=== Given records ===
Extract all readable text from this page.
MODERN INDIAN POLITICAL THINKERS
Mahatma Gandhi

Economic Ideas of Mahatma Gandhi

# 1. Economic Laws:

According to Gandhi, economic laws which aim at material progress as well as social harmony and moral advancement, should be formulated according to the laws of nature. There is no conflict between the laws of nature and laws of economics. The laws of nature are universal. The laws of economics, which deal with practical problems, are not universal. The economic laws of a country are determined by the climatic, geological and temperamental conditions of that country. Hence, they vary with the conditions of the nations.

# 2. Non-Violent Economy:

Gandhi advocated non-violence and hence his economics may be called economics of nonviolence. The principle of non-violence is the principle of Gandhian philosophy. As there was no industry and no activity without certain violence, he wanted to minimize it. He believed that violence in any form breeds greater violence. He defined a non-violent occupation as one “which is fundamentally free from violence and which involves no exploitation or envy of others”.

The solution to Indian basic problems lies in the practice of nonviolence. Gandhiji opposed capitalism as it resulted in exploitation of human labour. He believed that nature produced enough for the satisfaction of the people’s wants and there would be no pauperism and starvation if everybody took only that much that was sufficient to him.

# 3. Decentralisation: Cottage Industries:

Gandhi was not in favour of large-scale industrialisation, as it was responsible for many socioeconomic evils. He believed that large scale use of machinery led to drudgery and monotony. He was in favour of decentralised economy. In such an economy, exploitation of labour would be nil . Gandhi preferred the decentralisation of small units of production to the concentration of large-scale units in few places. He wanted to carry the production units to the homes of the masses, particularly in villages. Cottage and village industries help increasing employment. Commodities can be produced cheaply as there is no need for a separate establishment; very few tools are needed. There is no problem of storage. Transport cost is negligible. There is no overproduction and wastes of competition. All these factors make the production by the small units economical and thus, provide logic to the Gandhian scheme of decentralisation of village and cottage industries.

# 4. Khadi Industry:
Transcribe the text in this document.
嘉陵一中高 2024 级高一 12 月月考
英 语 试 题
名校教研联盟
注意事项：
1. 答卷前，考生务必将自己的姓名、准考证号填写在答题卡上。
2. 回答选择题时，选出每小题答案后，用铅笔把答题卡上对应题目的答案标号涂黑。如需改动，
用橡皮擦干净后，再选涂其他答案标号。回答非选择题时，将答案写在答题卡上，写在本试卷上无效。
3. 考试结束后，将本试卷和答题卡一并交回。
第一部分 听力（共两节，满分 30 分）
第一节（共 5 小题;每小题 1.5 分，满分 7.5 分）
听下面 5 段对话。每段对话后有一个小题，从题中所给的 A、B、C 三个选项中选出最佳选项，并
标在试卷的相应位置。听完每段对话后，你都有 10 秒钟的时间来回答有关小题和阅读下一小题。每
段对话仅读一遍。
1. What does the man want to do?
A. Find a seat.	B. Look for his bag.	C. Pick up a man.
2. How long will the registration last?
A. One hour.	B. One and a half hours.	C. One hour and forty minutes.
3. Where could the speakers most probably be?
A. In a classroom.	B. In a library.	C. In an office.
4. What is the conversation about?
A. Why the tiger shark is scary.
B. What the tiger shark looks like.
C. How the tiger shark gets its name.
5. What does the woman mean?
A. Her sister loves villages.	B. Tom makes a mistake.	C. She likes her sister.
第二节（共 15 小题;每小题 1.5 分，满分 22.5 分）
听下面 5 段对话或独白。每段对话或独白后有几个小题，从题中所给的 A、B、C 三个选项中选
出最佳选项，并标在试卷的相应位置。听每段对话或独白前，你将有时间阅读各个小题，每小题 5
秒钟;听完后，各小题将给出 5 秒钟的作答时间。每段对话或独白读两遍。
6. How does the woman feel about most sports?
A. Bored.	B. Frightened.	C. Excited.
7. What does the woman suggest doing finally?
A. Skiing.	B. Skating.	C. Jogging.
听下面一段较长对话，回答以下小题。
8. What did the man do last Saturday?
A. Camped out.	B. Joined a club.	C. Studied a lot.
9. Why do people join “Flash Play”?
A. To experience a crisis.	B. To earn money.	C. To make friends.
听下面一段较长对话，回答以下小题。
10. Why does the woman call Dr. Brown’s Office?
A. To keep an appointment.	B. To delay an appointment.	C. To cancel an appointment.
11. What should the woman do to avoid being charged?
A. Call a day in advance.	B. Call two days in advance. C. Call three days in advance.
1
===
Work to do | Transcribe word for word the lines from the one holding "Transcribe the text in this document." to the last line of the listing above, inclusive.

Written reply |
Transcribe the text in this document.
嘉陵一中高 2024 级高一 12 月月考
英 语 试 题
名校教研联盟
注意事项：
1. 答卷前，考生务必将自己的姓名、准考证号填写在答题卡上。
2. 回答选择题时，选出每小题答案后，用铅笔把答题卡上对应题目的答案标号涂黑。如需改动，
用橡皮擦干净后，再选涂其他答案标号。回答非选择题时，将答案写在答题卡上，写在本试卷上无效。
3. 考试结束后，将本试卷和答题卡一并交回。
第一部分 听力（共两节，满分 30 分）
第一节（共 5 小题;每小题 1.5 分，满分 7.5 分）
听下面 5 段对话。每段对话后有一个小题，从题中所给的 A、B、C 三个选项中选出最佳选项，并
标在试卷的相应位置。听完每段对话后，你都有 10 秒钟的时间来回答有关小题和阅读下一小题。每
段对话仅读一遍。
1. What does the man want to do?
A. Find a seat.	B. Look for his bag.	C. Pick up a man.
2. How long will the registration last?
A. One hour.	B. One and a half hours.	C. One hour and forty minutes.
3. Where could the speakers most probably be?
A. In a classroom.	B. In a library.	C. In an office.
4. What is the conversation about?
A. Why the tiger shark is scary.
B. What the tiger shark looks like.
C. How the tiger shark gets its name.
5. What does the woman mean?
A. Her sister loves villages.	B. Tom makes a mistake.	C. She likes her sister.
第二节（共 15 小题;每小题 1.5 分，满分 22.5 分）
听下面 5 段对话或独白。每段对话或独白后有几个小题，从题中所给的 A、B、C 三个选项中选
出最佳选项，并标在试卷的相应位置。听每段对话或独白前，你将有时间阅读各个小题，每小题 5
秒钟;听完后，各小题将给出 5 秒钟的作答时间。每段对话或独白读两遍。
6. How does the woman feel about most sports?
A. Bored.	B. Frightened.	C. Excited.
7. What does the woman suggest doing finally?
A. Skiing.	B. Skating.	C. Jogging.
听下面一段较长对话，回答以下小题。
8. What did the man do last Saturday?
A. Camped out.	B. Joined a club.	C. Studied a lot.
9. Why do people join “Flash Play”?
A. To experience a crisis.	B. To earn money.	C. To make friends.
听下面一段较长对话，回答以下小题。
10. Why does the woman call Dr. Brown’s Office?
A. To keep an appointment.	B. To delay an appointment.	C. To cancel an appointment.
11. What should the woman do to avoid being charged?
A. Call a day in advance.	B. Call two days in advance. C. Call three days in advance.
1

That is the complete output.